Copy, in full, each line of the material that holds the word "Volume".
------------------------------------------------
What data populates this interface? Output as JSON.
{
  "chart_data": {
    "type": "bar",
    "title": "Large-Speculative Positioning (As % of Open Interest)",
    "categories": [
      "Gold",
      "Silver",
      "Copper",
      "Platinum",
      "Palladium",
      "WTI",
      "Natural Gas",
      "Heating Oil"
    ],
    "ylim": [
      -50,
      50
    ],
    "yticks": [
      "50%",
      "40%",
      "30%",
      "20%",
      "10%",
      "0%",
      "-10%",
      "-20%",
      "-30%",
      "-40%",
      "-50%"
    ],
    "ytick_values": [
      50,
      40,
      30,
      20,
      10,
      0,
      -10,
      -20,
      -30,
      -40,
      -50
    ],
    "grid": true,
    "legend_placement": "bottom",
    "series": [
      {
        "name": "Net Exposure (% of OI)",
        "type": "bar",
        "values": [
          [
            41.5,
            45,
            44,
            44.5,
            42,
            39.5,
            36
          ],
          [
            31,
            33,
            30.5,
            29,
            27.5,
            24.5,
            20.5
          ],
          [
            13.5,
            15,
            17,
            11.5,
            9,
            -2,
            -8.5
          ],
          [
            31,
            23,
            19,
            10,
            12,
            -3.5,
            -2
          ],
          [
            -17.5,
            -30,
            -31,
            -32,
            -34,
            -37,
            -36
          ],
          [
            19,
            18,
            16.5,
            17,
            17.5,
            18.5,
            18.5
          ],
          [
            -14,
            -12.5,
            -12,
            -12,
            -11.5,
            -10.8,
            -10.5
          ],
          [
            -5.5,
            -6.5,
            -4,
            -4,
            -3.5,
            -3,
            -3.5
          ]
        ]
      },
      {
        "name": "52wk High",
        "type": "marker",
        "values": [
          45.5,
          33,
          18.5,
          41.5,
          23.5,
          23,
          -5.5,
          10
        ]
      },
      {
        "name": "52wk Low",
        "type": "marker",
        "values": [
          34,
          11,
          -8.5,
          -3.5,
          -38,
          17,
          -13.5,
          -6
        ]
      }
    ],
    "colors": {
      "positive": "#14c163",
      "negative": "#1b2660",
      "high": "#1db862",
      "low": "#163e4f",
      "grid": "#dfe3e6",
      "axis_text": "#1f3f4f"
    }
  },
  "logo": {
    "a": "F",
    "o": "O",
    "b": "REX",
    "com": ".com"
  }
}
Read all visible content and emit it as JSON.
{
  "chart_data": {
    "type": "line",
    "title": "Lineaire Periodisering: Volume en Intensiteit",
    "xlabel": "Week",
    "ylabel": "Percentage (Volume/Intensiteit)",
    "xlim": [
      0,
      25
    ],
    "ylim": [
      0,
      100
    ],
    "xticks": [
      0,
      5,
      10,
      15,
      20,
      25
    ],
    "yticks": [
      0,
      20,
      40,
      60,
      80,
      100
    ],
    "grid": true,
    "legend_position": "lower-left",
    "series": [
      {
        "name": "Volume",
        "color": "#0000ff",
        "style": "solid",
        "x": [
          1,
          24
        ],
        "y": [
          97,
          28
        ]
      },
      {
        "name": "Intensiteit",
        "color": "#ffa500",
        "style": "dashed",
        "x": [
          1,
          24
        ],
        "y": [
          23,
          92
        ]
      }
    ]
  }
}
------------------------------------------------
ANSWER IN FULL:
    "title": "Lineaire Periodisering: Volume en Intensiteit",
    "ylabel": "Percentage (Volume/Intensiteit)",
        "name": "Volume",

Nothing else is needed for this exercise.